Say how many lines contain "Terme"; the answer is the number alone.

* * *

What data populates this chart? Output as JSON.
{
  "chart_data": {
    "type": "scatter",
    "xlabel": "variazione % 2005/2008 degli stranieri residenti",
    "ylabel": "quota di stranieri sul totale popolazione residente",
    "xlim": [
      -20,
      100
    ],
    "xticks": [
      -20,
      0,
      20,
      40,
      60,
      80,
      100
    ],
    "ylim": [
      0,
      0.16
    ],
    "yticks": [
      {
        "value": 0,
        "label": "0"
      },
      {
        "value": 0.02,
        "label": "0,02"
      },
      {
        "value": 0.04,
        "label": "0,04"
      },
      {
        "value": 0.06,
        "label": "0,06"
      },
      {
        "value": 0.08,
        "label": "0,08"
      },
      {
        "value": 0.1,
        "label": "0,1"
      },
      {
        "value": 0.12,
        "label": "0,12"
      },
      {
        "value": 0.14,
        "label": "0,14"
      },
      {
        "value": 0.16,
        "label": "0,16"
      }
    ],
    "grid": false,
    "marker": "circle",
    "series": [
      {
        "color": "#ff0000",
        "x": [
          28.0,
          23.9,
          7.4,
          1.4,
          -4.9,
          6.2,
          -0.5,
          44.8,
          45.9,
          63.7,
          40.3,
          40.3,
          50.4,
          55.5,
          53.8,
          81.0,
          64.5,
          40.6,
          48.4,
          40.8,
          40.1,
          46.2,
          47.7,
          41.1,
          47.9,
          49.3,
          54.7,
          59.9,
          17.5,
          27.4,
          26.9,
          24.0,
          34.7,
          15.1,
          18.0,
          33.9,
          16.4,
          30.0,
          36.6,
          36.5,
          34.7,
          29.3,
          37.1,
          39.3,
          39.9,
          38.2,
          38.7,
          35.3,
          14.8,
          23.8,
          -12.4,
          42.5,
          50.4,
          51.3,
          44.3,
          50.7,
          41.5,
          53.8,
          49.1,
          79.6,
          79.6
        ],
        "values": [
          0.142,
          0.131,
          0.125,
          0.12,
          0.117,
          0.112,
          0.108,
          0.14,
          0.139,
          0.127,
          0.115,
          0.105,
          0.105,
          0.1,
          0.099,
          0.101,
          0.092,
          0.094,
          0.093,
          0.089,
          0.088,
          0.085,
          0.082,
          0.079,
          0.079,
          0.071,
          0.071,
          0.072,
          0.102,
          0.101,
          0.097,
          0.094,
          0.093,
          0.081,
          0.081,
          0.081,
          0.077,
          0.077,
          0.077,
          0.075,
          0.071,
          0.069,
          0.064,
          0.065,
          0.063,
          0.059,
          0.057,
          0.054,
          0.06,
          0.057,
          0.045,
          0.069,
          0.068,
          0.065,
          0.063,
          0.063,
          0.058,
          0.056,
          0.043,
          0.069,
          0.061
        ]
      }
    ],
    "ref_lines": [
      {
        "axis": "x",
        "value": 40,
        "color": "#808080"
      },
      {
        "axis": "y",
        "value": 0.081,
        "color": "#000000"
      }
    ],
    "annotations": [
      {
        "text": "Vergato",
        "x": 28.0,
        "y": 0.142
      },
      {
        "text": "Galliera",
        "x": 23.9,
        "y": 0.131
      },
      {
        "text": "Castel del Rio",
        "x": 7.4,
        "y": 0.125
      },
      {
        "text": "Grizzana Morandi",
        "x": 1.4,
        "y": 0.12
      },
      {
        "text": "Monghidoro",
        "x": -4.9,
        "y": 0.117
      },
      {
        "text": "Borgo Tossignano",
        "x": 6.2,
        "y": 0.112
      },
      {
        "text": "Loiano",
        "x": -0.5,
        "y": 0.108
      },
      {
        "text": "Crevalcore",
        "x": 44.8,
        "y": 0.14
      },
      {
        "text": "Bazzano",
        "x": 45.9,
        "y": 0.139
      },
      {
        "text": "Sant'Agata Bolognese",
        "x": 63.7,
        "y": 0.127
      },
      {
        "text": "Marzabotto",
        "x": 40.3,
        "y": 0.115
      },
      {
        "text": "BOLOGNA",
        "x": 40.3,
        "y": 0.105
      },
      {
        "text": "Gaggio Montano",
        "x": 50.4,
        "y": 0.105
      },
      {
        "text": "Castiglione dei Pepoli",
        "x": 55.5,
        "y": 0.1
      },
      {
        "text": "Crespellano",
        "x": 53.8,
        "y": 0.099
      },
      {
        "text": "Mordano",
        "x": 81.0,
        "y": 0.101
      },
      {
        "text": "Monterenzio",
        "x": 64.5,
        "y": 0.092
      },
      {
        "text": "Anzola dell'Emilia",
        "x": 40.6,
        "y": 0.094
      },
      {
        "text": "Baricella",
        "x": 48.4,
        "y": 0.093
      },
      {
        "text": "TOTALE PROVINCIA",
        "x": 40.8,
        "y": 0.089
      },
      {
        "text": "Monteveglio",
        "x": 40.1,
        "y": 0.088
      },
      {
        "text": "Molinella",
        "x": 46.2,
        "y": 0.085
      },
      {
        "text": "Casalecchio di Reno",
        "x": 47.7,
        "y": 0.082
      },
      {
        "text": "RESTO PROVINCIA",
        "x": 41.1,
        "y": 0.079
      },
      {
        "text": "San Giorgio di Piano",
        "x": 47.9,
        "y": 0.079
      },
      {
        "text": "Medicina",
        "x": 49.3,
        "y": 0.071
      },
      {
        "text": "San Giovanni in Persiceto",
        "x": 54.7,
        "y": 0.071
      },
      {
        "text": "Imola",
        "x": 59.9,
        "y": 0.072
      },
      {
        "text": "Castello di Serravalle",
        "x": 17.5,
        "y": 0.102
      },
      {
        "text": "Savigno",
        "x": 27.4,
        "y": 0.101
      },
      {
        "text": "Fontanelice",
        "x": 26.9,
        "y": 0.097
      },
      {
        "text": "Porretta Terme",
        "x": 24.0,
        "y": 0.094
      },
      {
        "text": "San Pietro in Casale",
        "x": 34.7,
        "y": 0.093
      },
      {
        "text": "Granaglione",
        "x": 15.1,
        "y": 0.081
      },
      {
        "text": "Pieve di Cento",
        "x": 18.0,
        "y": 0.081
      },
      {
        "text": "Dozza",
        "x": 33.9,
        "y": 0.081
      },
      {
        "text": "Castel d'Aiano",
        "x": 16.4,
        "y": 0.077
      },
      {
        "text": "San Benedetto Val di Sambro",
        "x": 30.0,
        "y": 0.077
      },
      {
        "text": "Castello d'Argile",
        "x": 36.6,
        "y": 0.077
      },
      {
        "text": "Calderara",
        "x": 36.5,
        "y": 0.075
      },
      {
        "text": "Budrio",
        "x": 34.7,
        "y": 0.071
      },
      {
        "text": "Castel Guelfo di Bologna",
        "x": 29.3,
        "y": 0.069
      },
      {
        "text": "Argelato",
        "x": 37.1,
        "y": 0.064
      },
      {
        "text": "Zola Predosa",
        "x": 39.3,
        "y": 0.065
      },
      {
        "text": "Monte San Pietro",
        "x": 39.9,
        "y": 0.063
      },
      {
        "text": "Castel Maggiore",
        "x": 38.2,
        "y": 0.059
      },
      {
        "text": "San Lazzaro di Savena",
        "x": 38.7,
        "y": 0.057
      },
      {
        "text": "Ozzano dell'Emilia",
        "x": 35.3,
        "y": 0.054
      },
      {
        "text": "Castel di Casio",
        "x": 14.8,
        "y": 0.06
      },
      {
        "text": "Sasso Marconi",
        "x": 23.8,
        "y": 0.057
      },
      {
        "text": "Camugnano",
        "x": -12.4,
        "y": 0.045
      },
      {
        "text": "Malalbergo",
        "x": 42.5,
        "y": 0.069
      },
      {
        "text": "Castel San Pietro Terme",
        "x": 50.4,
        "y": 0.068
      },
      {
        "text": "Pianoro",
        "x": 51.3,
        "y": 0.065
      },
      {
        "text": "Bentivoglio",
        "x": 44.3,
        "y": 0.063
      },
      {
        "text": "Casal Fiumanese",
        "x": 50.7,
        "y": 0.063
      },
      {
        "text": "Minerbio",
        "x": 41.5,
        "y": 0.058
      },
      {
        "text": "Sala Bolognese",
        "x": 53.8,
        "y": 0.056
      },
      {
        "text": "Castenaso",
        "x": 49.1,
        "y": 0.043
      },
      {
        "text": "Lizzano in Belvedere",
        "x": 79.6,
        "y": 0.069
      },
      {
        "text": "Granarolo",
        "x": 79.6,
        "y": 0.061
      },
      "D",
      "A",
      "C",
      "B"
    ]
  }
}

* * *

*WRITTEN RESPONSE*: 2